- Task: Please give the entries again in full and exactly, without any picture.

- Record set:
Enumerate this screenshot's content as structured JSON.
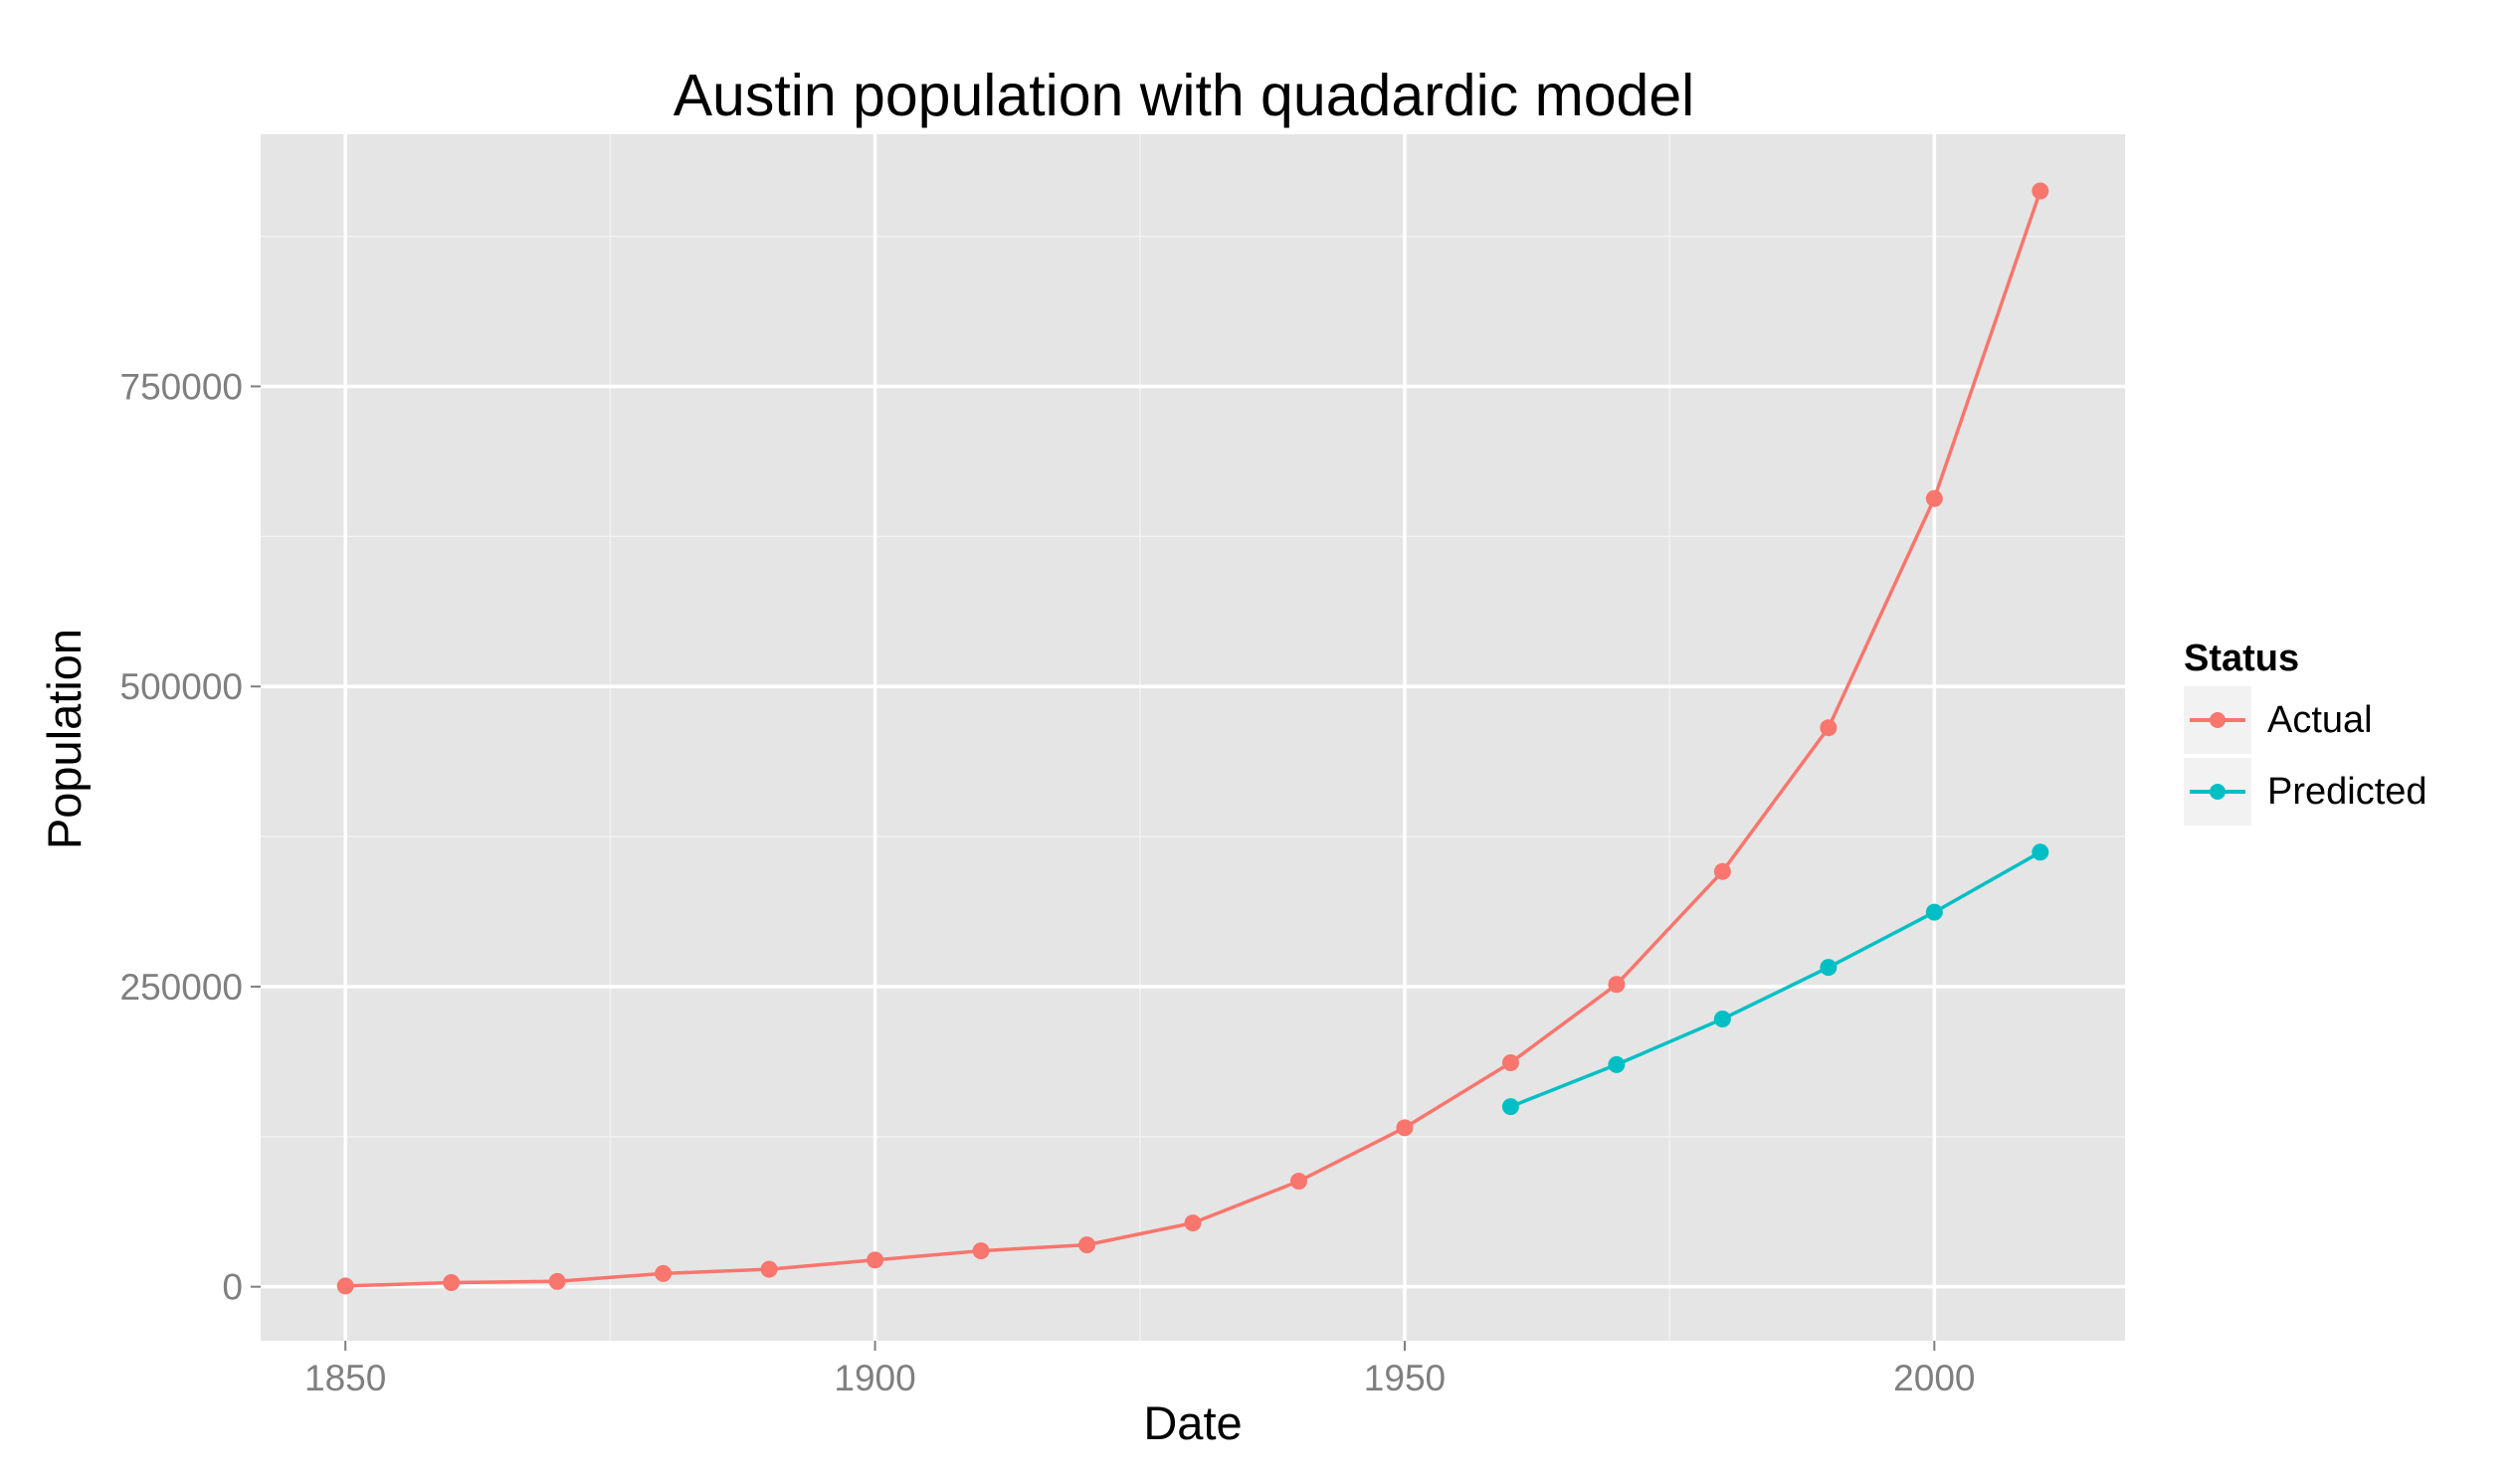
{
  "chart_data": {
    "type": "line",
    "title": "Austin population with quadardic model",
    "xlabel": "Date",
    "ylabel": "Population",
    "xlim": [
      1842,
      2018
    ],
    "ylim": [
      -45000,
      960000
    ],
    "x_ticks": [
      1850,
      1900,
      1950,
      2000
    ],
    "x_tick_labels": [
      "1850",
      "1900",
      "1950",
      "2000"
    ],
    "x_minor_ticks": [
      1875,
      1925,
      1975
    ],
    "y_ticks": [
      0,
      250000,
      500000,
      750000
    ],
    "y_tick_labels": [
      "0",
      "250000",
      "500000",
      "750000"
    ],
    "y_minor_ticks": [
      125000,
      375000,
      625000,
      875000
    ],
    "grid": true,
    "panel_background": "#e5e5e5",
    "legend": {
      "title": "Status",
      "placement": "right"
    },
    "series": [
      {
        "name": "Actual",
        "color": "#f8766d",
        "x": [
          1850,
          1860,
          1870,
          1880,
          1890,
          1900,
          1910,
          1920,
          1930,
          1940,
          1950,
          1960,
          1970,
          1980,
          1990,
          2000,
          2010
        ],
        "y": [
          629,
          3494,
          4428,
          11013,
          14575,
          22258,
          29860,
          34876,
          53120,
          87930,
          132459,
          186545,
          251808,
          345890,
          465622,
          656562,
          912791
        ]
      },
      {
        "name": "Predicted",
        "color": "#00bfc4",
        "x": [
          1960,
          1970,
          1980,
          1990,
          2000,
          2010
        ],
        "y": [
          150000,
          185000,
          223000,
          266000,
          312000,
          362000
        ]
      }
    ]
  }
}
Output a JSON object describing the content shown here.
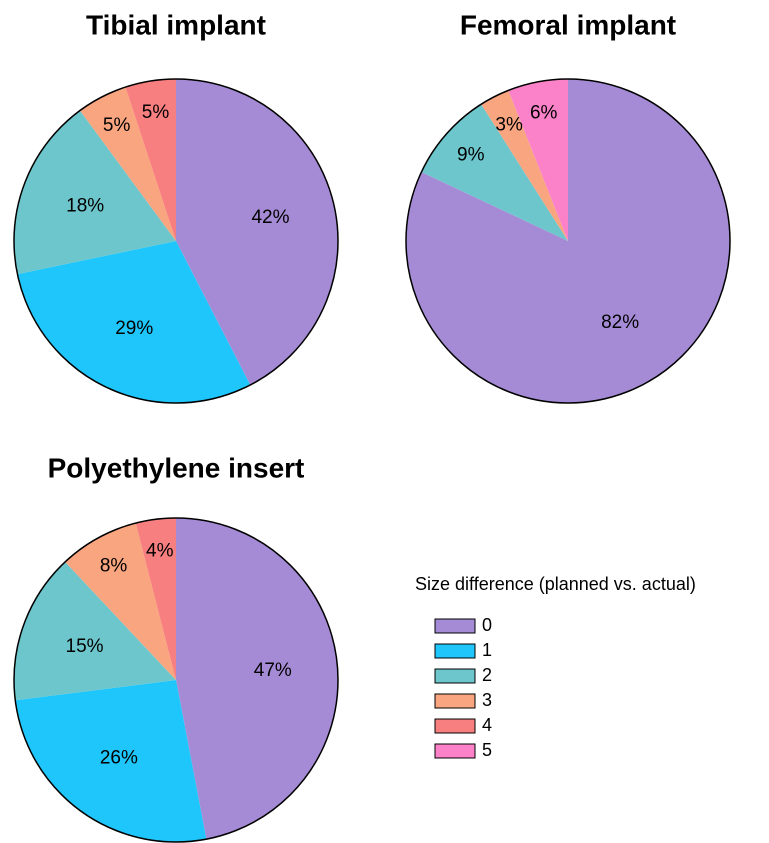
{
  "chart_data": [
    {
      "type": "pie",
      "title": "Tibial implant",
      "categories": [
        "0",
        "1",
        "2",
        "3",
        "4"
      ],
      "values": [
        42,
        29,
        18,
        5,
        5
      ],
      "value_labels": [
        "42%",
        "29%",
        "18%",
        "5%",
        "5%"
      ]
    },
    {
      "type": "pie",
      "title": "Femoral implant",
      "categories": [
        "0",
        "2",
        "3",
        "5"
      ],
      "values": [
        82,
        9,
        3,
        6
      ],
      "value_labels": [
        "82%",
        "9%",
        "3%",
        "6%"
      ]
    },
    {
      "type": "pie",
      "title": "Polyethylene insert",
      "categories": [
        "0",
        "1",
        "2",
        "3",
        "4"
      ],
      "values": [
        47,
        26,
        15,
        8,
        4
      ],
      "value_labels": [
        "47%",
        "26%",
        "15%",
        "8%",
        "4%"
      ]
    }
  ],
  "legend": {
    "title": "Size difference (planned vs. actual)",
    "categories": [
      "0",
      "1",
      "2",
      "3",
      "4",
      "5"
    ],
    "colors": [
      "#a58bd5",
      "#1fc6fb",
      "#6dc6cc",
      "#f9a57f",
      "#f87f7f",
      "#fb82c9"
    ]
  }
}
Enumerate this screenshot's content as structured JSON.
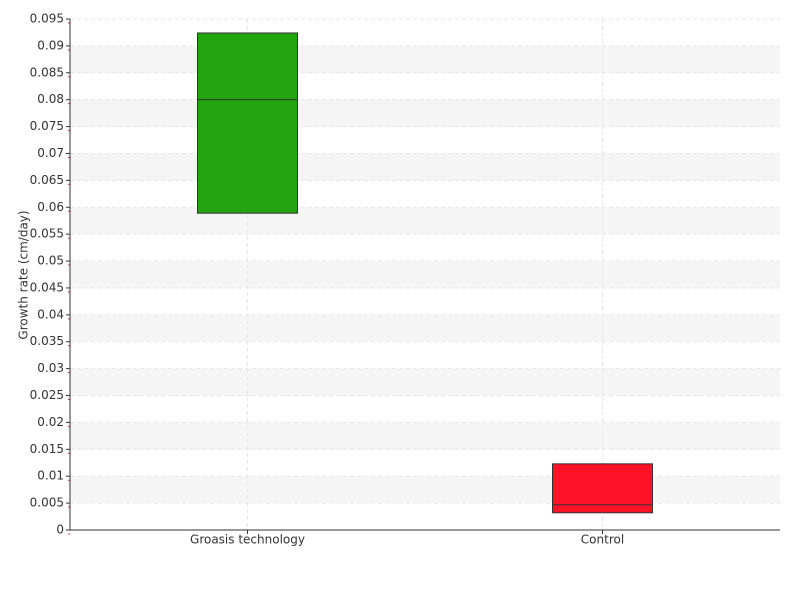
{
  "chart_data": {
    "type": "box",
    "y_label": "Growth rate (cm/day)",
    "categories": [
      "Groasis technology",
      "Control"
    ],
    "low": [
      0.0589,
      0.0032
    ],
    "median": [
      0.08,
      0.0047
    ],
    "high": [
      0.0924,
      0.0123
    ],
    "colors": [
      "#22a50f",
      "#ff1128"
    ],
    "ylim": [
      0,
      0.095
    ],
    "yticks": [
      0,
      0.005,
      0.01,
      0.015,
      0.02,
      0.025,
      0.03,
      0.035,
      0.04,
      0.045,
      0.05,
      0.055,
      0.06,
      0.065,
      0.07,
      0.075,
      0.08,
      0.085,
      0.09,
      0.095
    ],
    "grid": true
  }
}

- Output for this task:
Enumerate this screenshot's content as structured JSON.
{
  "chart_data": {
    "type": "line",
    "title": "Austin population with quadardic model",
    "xlabel": "Date",
    "ylabel": "Population",
    "xlim": [
      1842,
      2018
    ],
    "ylim": [
      -45000,
      960000
    ],
    "x_ticks": [
      1850,
      1900,
      1950,
      2000
    ],
    "x_tick_labels": [
      "1850",
      "1900",
      "1950",
      "2000"
    ],
    "x_minor_ticks": [
      1875,
      1925,
      1975
    ],
    "y_ticks": [
      0,
      250000,
      500000,
      750000
    ],
    "y_tick_labels": [
      "0",
      "250000",
      "500000",
      "750000"
    ],
    "y_minor_ticks": [
      125000,
      375000,
      625000,
      875000
    ],
    "grid": true,
    "panel_background": "#e5e5e5",
    "legend": {
      "title": "Status",
      "placement": "right"
    },
    "series": [
      {
        "name": "Actual",
        "color": "#f8766d",
        "x": [
          1850,
          1860,
          1870,
          1880,
          1890,
          1900,
          1910,
          1920,
          1930,
          1940,
          1950,
          1960,
          1970,
          1980,
          1990,
          2000,
          2010
        ],
        "y": [
          629,
          3494,
          4428,
          11013,
          14575,
          22258,
          29860,
          34876,
          53120,
          87930,
          132459,
          186545,
          251808,
          345890,
          465622,
          656562,
          912791
        ]
      },
      {
        "name": "Predicted",
        "color": "#00bfc4",
        "x": [
          1960,
          1970,
          1980,
          1990,
          2000,
          2010
        ],
        "y": [
          150000,
          185000,
          223000,
          266000,
          312000,
          362000
        ]
      }
    ]
  }
}
Output a JSON object describing the content shown here.
{
  "chart_data": [
    {
      "type": "pie",
      "title": "Tibial implant",
      "categories": [
        "0",
        "1",
        "2",
        "3",
        "4"
      ],
      "values": [
        42,
        29,
        18,
        5,
        5
      ],
      "value_labels": [
        "42%",
        "29%",
        "18%",
        "5%",
        "5%"
      ]
    },
    {
      "type": "pie",
      "title": "Femoral implant",
      "categories": [
        "0",
        "2",
        "3",
        "5"
      ],
      "values": [
        82,
        9,
        3,
        6
      ],
      "value_labels": [
        "82%",
        "9%",
        "3%",
        "6%"
      ]
    },
    {
      "type": "pie",
      "title": "Polyethylene insert",
      "categories": [
        "0",
        "1",
        "2",
        "3",
        "4"
      ],
      "values": [
        47,
        26,
        15,
        8,
        4
      ],
      "value_labels": [
        "47%",
        "26%",
        "15%",
        "8%",
        "4%"
      ]
    }
  ],
  "legend": {
    "title": "Size difference (planned vs. actual)",
    "categories": [
      "0",
      "1",
      "2",
      "3",
      "4",
      "5"
    ],
    "colors": [
      "#a58bd5",
      "#1fc6fb",
      "#6dc6cc",
      "#f9a57f",
      "#f87f7f",
      "#fb82c9"
    ]
  }
}
Enumerate this screenshot's content as structured JSON.
{
  "chart_data": {
    "type": "box",
    "y_label": "Growth rate (cm/day)",
    "categories": [
      "Groasis technology",
      "Control"
    ],
    "low": [
      0.0589,
      0.0032
    ],
    "median": [
      0.08,
      0.0047
    ],
    "high": [
      0.0924,
      0.0123
    ],
    "colors": [
      "#22a50f",
      "#ff1128"
    ],
    "ylim": [
      0,
      0.095
    ],
    "yticks": [
      0,
      0.005,
      0.01,
      0.015,
      0.02,
      0.025,
      0.03,
      0.035,
      0.04,
      0.045,
      0.05,
      0.055,
      0.06,
      0.065,
      0.07,
      0.075,
      0.08,
      0.085,
      0.09,
      0.095
    ],
    "grid": true
  }
}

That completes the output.